Rows from a layout dataset
====

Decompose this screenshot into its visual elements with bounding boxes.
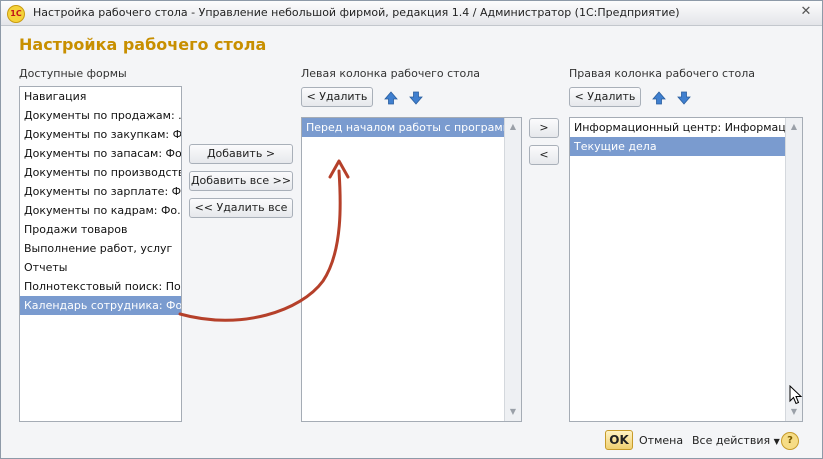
window-titlebar: 1С Настройка рабочего стола - Управление… bbox=[1, 1, 822, 26]
list-item[interactable]: Документы по кадрам: Фо... bbox=[20, 201, 181, 220]
move-up-icon[interactable] bbox=[652, 91, 666, 105]
list-item[interactable]: Полнотекстовый поиск: По... bbox=[20, 277, 181, 296]
close-icon[interactable]: ✕ bbox=[798, 4, 814, 20]
form-title: Настройка рабочего стола bbox=[19, 35, 267, 54]
left-remove-button[interactable]: < Удалить bbox=[301, 87, 373, 107]
list-item[interactable]: Документы по закупкам: Ф... bbox=[20, 125, 181, 144]
list-item[interactable]: Информационный центр: Информацио... bbox=[570, 118, 802, 137]
remove-all-button[interactable]: << Удалить все bbox=[189, 198, 293, 218]
list-item[interactable]: Выполнение работ, услуг bbox=[20, 239, 181, 258]
scroll-up-icon[interactable]: ▲ bbox=[786, 120, 802, 134]
all-actions-menu[interactable]: Все действия ▼ bbox=[692, 434, 780, 447]
add-button[interactable]: Добавить > bbox=[189, 144, 293, 164]
available-forms-label: Доступные формы bbox=[19, 67, 127, 80]
list-item[interactable]: Календарь сотрудника: Фо... bbox=[20, 296, 181, 315]
move-down-icon[interactable] bbox=[409, 91, 423, 105]
list-item[interactable]: Документы по запасам: Фо... bbox=[20, 144, 181, 163]
move-left-button[interactable]: < bbox=[529, 145, 559, 165]
list-item[interactable]: Документы по зарплате: Ф... bbox=[20, 182, 181, 201]
list-item[interactable]: Документы по производств... bbox=[20, 163, 181, 182]
right-remove-button[interactable]: < Удалить bbox=[569, 87, 641, 107]
right-column-list[interactable]: Информационный центр: Информацио... Текущ… bbox=[569, 117, 803, 422]
list-item[interactable]: Продажи товаров bbox=[20, 220, 181, 239]
left-column-label: Левая колонка рабочего стола bbox=[301, 67, 481, 80]
window-title: Настройка рабочего стола - Управление не… bbox=[33, 6, 680, 19]
scroll-down-icon[interactable]: ▼ bbox=[505, 405, 521, 419]
mouse-cursor-icon bbox=[789, 385, 803, 405]
right-column-label: Правая колонка рабочего стола bbox=[569, 67, 756, 80]
move-up-icon[interactable] bbox=[384, 91, 398, 105]
list-item[interactable]: Навигация bbox=[20, 87, 181, 106]
scroll-down-icon[interactable]: ▼ bbox=[786, 405, 802, 419]
move-right-button[interactable]: > bbox=[529, 118, 559, 138]
list-item[interactable]: Отчеты bbox=[20, 258, 181, 277]
scrollbar[interactable]: ▲ ▼ bbox=[785, 118, 802, 421]
scroll-up-icon[interactable]: ▲ bbox=[505, 120, 521, 134]
add-all-button[interactable]: Добавить все >> bbox=[189, 171, 293, 191]
chevron-down-icon: ▼ bbox=[773, 437, 780, 446]
cancel-button[interactable]: Отмена bbox=[639, 434, 683, 447]
settings-window: 1С Настройка рабочего стола - Управление… bbox=[0, 0, 823, 459]
all-actions-label: Все действия bbox=[692, 434, 771, 447]
list-item[interactable]: Документы по продажам: ... bbox=[20, 106, 181, 125]
ok-button[interactable]: OK bbox=[605, 430, 633, 450]
list-item[interactable]: Перед началом работы с программой bbox=[302, 118, 521, 137]
list-item[interactable]: Текущие дела bbox=[570, 137, 802, 156]
scrollbar[interactable]: ▲ ▼ bbox=[504, 118, 521, 421]
move-down-icon[interactable] bbox=[677, 91, 691, 105]
left-column-list[interactable]: Перед началом работы с программой ▲ ▼ bbox=[301, 117, 522, 422]
app-1c-icon: 1С bbox=[7, 5, 25, 23]
help-icon[interactable]: ? bbox=[781, 432, 799, 450]
available-forms-list[interactable]: Навигация Документы по продажам: ... Докум… bbox=[19, 86, 182, 422]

====

• **EXERCISE DIRECTIONS**
Substitute "clickable" for every "interactable" in the entries, starting at the line containing "window-titlebar: 1С Настройка" and ending at the line containing "move-left-button[interactable]: < bbox=[529, 145, 559, 165]", with everything else left unchanged. Return only those lines.

• **FINAL RESULT**
window-titlebar: 1С Настройка рабочего стола - Управление… bbox=[1, 1, 822, 26]
list-item[clickable]: Документы по кадрам: Фо... bbox=[20, 201, 181, 220]
move-up-icon[clickable] bbox=[652, 91, 666, 105]
list-item[clickable]: Полнотекстовый поиск: По... bbox=[20, 277, 181, 296]
close-icon[clickable]: ✕ bbox=[798, 4, 814, 20]
form-title: Настройка рабочего стола bbox=[19, 35, 267, 54]
left-remove-button[clickable]: < Удалить bbox=[301, 87, 373, 107]
list-item[clickable]: Документы по закупкам: Ф... bbox=[20, 125, 181, 144]
list-item[clickable]: Информационный центр: Информацио... bbox=[570, 118, 802, 137]
remove-all-button[clickable]: << Удалить все bbox=[189, 198, 293, 218]
list-item[clickable]: Выполнение работ, услуг bbox=[20, 239, 181, 258]
scroll-up-icon[clickable]: ▲ bbox=[786, 120, 802, 134]
all-actions-menu[clickable]: Все действия ▼ bbox=[692, 434, 780, 447]
add-button[clickable]: Добавить > bbox=[189, 144, 293, 164]
available-forms-label: Доступные формы bbox=[19, 67, 127, 80]
list-item[clickable]: Календарь сотрудника: Фо... bbox=[20, 296, 181, 315]
move-down-icon[clickable] bbox=[409, 91, 423, 105]
list-item[clickable]: Документы по запасам: Фо... bbox=[20, 144, 181, 163]
move-left-button[clickable]: < bbox=[529, 145, 559, 165]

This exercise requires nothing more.